Raw records:
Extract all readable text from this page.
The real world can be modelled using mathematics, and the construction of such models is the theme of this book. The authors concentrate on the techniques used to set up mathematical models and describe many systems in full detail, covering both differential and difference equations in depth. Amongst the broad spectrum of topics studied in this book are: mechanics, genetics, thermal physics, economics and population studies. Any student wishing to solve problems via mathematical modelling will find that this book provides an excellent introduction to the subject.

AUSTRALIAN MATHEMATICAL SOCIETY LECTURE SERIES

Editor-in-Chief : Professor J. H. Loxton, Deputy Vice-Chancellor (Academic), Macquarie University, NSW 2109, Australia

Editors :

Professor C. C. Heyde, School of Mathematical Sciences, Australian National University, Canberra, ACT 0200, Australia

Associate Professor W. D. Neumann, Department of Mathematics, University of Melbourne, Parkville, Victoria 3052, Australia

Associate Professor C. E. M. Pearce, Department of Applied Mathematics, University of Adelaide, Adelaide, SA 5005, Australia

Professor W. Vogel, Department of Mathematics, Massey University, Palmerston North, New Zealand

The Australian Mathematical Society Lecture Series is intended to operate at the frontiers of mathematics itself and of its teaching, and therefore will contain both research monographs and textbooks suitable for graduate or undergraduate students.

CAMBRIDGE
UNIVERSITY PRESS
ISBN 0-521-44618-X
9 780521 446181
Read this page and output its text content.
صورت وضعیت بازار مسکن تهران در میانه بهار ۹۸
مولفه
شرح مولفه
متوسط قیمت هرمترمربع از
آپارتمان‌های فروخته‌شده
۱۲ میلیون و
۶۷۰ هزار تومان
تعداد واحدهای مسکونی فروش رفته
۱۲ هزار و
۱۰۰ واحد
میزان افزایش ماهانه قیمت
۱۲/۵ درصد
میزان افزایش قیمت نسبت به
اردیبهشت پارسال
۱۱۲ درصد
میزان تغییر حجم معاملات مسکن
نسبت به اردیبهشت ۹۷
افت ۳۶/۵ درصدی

§ REQUIRED WORK
Indicate how many lines of the material contain the string "قیمت", giving the number and nothing more.

§ WRITTEN REPLY
3